| Problem to work on |
Copy the items below verbatim, beginning at the line containing "Give bounding boxes" and continuing through the line containing "758, 407, 794]", both included. Omit the pictures from your copy.

| Task data |
*-*-*

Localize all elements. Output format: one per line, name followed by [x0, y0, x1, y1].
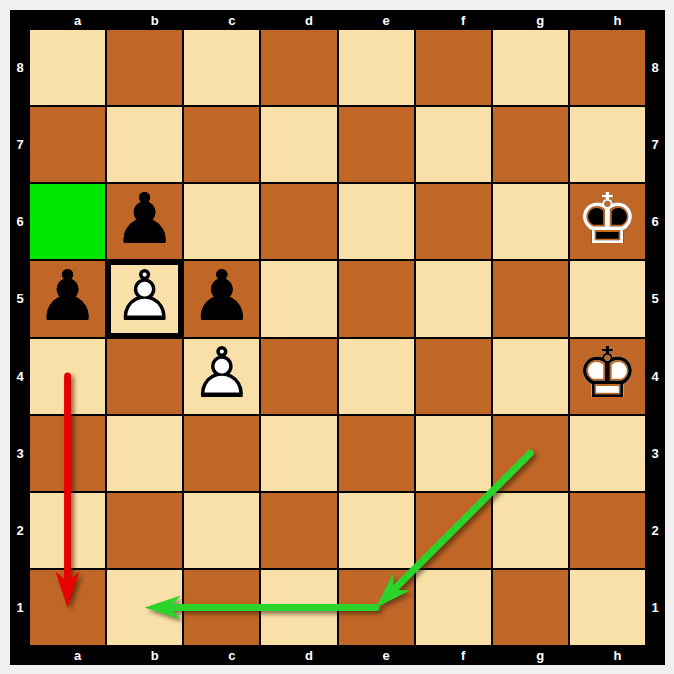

*-*-*

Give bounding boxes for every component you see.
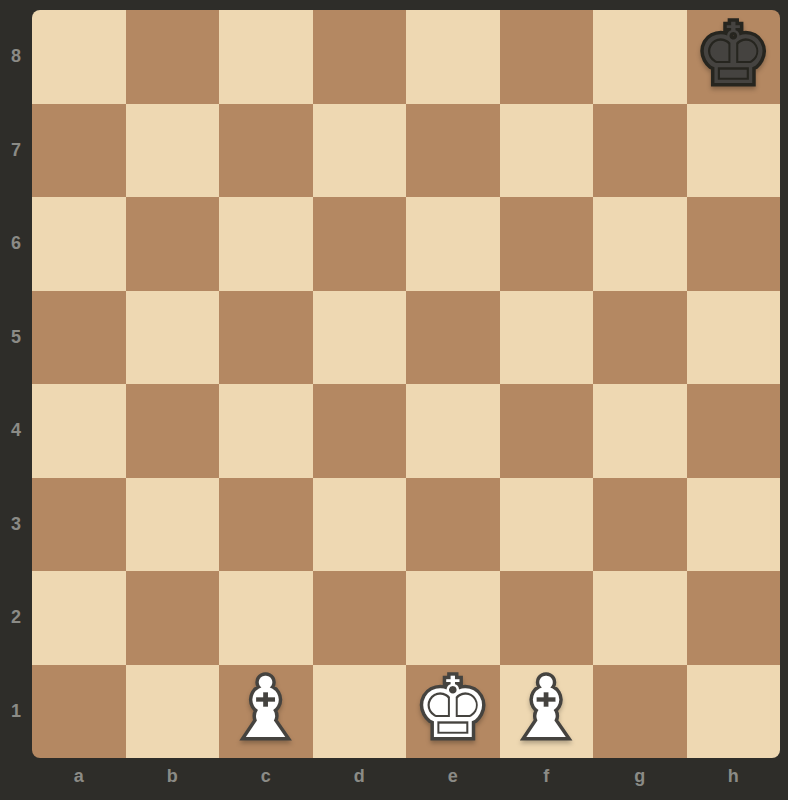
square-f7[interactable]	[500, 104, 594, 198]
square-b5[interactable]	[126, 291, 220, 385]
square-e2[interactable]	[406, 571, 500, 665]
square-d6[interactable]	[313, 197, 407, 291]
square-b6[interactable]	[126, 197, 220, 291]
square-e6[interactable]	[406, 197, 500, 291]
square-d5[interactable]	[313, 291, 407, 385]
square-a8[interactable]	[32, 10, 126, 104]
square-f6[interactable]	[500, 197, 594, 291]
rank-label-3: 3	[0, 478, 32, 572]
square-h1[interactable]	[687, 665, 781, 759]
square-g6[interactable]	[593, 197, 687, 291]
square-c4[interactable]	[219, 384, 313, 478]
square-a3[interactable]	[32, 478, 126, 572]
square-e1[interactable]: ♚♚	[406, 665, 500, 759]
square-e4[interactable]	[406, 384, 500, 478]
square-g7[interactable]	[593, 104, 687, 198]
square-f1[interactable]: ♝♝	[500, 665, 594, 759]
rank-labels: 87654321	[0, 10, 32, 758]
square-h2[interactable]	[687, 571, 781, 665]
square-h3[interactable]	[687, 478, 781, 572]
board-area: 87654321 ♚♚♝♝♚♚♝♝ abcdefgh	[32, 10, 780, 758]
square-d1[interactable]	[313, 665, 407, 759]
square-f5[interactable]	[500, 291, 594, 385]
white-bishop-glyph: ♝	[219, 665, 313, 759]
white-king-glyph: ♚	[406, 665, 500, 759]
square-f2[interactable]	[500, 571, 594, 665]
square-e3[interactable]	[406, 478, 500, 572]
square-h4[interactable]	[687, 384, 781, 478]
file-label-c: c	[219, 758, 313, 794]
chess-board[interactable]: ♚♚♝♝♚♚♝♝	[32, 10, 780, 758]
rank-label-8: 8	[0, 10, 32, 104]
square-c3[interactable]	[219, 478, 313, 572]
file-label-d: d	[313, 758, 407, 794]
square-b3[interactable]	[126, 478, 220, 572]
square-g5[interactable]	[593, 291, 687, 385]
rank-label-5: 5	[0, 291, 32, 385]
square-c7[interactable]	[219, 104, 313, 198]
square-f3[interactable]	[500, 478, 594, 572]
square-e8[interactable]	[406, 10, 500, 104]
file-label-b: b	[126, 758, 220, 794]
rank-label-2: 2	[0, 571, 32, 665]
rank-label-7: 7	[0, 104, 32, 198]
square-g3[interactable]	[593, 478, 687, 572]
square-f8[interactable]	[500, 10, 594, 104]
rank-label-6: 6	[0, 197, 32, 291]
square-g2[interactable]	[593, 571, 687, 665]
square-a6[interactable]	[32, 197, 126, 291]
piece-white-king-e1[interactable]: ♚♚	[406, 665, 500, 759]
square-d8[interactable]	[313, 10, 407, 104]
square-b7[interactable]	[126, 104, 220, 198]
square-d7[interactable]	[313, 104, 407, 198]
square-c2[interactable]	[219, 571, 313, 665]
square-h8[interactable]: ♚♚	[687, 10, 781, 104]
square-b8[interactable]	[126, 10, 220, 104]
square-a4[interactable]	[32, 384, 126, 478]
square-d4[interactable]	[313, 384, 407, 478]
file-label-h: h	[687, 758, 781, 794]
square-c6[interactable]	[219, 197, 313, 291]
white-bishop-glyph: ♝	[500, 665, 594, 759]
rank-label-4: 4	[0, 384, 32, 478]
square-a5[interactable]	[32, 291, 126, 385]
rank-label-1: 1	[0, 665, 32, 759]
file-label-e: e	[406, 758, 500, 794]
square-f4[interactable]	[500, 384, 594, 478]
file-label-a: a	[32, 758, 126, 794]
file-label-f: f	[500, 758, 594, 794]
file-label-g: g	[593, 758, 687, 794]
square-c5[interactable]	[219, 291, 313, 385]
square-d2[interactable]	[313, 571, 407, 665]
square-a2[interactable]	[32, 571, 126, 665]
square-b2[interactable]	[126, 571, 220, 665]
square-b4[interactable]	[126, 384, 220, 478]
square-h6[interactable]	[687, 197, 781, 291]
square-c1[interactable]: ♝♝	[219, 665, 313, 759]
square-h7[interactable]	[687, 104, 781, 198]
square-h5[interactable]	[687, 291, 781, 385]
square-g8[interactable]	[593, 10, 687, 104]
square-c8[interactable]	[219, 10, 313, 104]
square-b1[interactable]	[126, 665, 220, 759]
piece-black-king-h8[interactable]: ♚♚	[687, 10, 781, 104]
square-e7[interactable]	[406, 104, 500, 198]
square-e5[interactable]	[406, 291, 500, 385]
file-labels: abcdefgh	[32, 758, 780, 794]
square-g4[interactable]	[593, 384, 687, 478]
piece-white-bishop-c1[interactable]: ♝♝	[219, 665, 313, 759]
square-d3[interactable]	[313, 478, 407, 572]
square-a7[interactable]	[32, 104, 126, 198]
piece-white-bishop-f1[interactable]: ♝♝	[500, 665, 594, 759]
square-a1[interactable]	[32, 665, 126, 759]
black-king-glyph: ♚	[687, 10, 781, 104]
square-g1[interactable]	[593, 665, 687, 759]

*-*-*

| Expected answer |
Give bounding boxes for every component you see.
square-f7[interactable]	[500, 104, 594, 198]
square-b5[interactable]	[126, 291, 220, 385]
square-e2[interactable]	[406, 571, 500, 665]
square-d6[interactable]	[313, 197, 407, 291]
square-b6[interactable]	[126, 197, 220, 291]
square-e6[interactable]	[406, 197, 500, 291]
square-d5[interactable]	[313, 291, 407, 385]
square-a8[interactable]	[32, 10, 126, 104]
square-f6[interactable]	[500, 197, 594, 291]
rank-label-3: 3	[0, 478, 32, 572]
square-h1[interactable]	[687, 665, 781, 759]
square-g6[interactable]	[593, 197, 687, 291]
square-c4[interactable]	[219, 384, 313, 478]
square-a3[interactable]	[32, 478, 126, 572]
square-e1[interactable]: ♚♚	[406, 665, 500, 759]
square-e4[interactable]	[406, 384, 500, 478]
square-g7[interactable]	[593, 104, 687, 198]
square-f1[interactable]: ♝♝	[500, 665, 594, 759]
rank-labels: 87654321	[0, 10, 32, 758]
square-h2[interactable]	[687, 571, 781, 665]
square-h3[interactable]	[687, 478, 781, 572]
board-area: 87654321 ♚♚♝♝♚♚♝♝ abcdefgh	[32, 10, 780, 758]
square-d1[interactable]	[313, 665, 407, 759]
square-f5[interactable]	[500, 291, 594, 385]
white-bishop-glyph: ♝	[219, 665, 313, 759]
white-king-glyph: ♚	[406, 665, 500, 759]
square-f2[interactable]	[500, 571, 594, 665]
square-e3[interactable]	[406, 478, 500, 572]
square-h4[interactable]	[687, 384, 781, 478]
file-label-c: c	[219, 758, 313, 794]
chess-board[interactable]: ♚♚♝♝♚♚♝♝	[32, 10, 780, 758]
rank-label-8: 8	[0, 10, 32, 104]
square-c3[interactable]	[219, 478, 313, 572]
file-label-d: d	[313, 758, 407, 794]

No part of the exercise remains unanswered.